▶ **DESCRIPTION OF THE TASK**
Rewrite the data from the start through the line containing "- table rows: Ideal", swapping "deep frying" for "steaming" and leaving everything else unchanged.

▶ **PROVIDED INFORMATION**
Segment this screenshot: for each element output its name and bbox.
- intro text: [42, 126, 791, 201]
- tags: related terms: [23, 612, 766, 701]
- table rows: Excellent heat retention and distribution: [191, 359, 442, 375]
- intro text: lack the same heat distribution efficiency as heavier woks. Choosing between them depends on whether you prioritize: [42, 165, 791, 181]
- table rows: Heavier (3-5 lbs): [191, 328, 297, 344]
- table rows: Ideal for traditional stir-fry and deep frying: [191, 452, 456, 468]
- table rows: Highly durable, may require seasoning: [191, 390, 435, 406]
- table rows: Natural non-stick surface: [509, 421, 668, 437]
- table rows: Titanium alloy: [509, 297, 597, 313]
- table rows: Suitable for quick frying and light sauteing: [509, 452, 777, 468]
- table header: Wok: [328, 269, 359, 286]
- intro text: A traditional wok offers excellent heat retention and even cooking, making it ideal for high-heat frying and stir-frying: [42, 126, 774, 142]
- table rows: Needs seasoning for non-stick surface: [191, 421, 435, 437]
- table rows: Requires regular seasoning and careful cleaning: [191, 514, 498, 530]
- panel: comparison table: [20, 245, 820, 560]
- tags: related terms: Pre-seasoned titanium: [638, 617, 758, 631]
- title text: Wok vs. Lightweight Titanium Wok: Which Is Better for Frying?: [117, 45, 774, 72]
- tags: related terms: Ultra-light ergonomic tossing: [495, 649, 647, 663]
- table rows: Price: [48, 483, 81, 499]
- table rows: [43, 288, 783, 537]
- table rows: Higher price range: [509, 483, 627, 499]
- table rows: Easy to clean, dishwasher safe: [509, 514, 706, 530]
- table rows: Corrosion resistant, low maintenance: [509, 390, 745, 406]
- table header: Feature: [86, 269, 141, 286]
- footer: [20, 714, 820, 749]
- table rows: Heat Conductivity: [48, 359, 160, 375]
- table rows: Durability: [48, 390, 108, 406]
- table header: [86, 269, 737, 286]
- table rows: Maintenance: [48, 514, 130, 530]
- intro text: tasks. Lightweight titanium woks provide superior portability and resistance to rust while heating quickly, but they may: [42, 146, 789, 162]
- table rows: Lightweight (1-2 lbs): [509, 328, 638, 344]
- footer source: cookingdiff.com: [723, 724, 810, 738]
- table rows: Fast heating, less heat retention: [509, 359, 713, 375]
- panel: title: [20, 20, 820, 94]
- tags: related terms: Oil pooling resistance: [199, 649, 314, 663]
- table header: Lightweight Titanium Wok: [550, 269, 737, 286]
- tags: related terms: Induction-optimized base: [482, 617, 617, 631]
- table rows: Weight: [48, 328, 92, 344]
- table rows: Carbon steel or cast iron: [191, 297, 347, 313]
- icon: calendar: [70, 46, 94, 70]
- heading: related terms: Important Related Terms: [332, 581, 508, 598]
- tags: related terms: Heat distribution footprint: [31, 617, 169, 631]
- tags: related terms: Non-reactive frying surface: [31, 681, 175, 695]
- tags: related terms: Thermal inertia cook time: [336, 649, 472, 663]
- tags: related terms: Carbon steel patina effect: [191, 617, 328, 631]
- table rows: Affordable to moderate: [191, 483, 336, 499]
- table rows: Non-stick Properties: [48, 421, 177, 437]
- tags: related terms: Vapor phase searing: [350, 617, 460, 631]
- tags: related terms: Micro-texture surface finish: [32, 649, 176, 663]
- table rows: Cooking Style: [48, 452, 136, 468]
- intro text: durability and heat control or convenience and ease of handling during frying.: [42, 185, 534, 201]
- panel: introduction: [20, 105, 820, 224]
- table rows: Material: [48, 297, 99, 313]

▶ **RESPONSE**
Segment this screenshot: for each element output its name and bbox.
- intro text: [42, 126, 791, 201]
- tags: related terms: [23, 612, 766, 701]
- table rows: Excellent heat retention and distribution: [191, 359, 442, 375]
- intro text: lack the same heat distribution efficiency as heavier woks. Choosing between them depends on whether you prioritize: [42, 165, 791, 181]
- table rows: Heavier (3-5 lbs): [191, 328, 297, 344]
- table rows: Ideal for traditional stir-fry and steaming: [191, 452, 456, 468]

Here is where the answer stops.